The defenses to this foreclosure may be shortly stated, as follows: That the complainant is not the owner of the bonds in his possession; that they were purchased by and in effect are the property of the Camden & Atlantic Railroad Company; that this company is the lessee of the mortgaged property, under covenant in the lease to pay a rent reserved, which was to be discharged by the payment of the coupons annexed to the bonds, and that this company, in said lease, and as part of the agreement, also covenanted not to foreclose for default in the payment of either the interest or principal; that the said Camden & Atlantic Railroad Company, being desirous of obtaining such legal advantage as it might from a foreclosure and sale, being prevented by its own agreement not to foreclose, has used the complainant to accomplish that which it had agreed not to do itself or that the lessee company procured the complainant to possess himself of the bonds for the purpose of foreclosing the mortgage, in order to relieve that company from its covenants; and, by the amendment, that the principal is not due, and that complainant is not entitled to foreclose therefor.
It is unnecessary to consider the question of ownership, further than to say that the evidence falls to establish that these bonds were purchased by the complainant with funds furnished to him by the Camden & Atlantic Railroad Company.

********************

TASKS TO CARRY OUT =>
1. Reproduce the foreclosure passage from "It is unnecessary" up to and including "Atlantic Railroad Company.".
2. In the foreclosure passage, what defense is added by the amendment?
The listing comes from a different source than the foreclosure passage.

********************

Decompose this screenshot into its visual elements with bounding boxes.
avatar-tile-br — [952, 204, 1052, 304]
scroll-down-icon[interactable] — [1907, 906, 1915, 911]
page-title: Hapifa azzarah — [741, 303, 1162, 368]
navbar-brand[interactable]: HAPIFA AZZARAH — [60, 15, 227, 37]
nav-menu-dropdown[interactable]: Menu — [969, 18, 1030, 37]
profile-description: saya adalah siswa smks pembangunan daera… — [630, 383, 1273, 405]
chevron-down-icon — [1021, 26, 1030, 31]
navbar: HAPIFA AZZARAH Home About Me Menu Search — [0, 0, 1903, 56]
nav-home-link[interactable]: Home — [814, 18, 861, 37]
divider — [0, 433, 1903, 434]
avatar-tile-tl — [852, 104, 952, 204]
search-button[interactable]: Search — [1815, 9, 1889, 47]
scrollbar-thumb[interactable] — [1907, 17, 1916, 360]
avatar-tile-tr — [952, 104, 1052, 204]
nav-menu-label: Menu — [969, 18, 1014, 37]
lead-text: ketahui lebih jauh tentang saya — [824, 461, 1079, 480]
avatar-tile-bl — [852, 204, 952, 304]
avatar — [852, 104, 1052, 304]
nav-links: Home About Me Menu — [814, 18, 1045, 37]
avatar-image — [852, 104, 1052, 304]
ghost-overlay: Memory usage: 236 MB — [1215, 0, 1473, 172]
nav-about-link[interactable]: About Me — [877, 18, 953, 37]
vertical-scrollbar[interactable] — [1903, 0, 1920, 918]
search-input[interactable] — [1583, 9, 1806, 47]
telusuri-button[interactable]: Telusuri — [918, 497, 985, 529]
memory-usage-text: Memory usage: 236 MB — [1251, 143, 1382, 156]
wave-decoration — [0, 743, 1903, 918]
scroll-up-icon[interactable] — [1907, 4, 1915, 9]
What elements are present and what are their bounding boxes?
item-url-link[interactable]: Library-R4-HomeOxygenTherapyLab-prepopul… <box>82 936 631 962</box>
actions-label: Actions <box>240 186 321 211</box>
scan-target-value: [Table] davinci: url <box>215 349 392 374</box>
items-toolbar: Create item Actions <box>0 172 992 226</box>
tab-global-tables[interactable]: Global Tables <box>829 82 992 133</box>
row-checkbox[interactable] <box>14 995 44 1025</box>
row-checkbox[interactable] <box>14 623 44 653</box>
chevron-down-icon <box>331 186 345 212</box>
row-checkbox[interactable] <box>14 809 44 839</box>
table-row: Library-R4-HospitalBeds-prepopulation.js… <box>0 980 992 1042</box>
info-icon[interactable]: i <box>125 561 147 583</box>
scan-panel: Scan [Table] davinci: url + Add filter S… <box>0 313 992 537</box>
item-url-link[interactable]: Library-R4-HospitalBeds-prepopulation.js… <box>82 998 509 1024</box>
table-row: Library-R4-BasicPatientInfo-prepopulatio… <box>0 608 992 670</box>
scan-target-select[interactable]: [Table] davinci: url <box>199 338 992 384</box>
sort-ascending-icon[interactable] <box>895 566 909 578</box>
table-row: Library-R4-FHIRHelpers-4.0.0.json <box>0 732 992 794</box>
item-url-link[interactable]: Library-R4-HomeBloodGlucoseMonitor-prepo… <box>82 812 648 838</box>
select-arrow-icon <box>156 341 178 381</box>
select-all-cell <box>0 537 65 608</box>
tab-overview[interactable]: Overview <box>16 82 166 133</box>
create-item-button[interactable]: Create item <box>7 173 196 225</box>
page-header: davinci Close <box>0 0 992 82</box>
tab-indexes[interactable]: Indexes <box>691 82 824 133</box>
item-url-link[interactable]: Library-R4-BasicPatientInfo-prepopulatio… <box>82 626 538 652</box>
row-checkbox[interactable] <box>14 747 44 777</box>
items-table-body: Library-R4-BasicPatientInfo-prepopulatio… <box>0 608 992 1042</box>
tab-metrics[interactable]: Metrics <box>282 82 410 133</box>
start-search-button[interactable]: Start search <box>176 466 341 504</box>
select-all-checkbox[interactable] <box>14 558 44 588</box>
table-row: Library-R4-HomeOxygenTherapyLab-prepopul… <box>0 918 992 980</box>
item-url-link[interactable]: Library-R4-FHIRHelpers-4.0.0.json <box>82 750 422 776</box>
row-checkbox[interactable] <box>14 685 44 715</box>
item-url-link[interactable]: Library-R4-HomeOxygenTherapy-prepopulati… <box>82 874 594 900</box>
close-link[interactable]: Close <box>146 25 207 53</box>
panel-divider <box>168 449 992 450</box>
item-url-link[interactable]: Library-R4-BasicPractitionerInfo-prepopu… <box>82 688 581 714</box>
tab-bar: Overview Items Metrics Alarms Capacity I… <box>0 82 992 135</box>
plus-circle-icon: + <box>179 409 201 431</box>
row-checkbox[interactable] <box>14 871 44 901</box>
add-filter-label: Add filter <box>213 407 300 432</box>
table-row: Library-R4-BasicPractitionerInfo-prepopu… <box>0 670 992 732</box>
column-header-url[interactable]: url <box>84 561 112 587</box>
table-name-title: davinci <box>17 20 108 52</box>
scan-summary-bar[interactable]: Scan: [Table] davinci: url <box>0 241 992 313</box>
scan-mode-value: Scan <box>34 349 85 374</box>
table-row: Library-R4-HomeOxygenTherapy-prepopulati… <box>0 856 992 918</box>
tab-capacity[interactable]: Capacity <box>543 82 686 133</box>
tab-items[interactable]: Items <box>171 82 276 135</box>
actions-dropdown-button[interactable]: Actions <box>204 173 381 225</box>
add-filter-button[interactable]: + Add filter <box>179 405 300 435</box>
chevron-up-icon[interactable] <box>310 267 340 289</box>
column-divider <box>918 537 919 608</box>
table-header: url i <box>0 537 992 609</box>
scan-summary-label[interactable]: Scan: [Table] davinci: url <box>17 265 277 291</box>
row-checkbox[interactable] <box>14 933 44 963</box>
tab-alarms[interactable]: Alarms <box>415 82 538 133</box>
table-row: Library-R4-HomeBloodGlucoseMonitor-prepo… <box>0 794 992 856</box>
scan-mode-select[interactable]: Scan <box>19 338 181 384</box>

********************

EXERCISE RESULTS =>
1.
It is unnecessary to consider the question of ownership, further than to say that the evidence falls to establish that these bonds were purchased by the complainant with funds furnished to him by the Camden & Atlantic Railroad Company.

2. That the principal is not due, and that the complainant is not entitled to foreclose for it.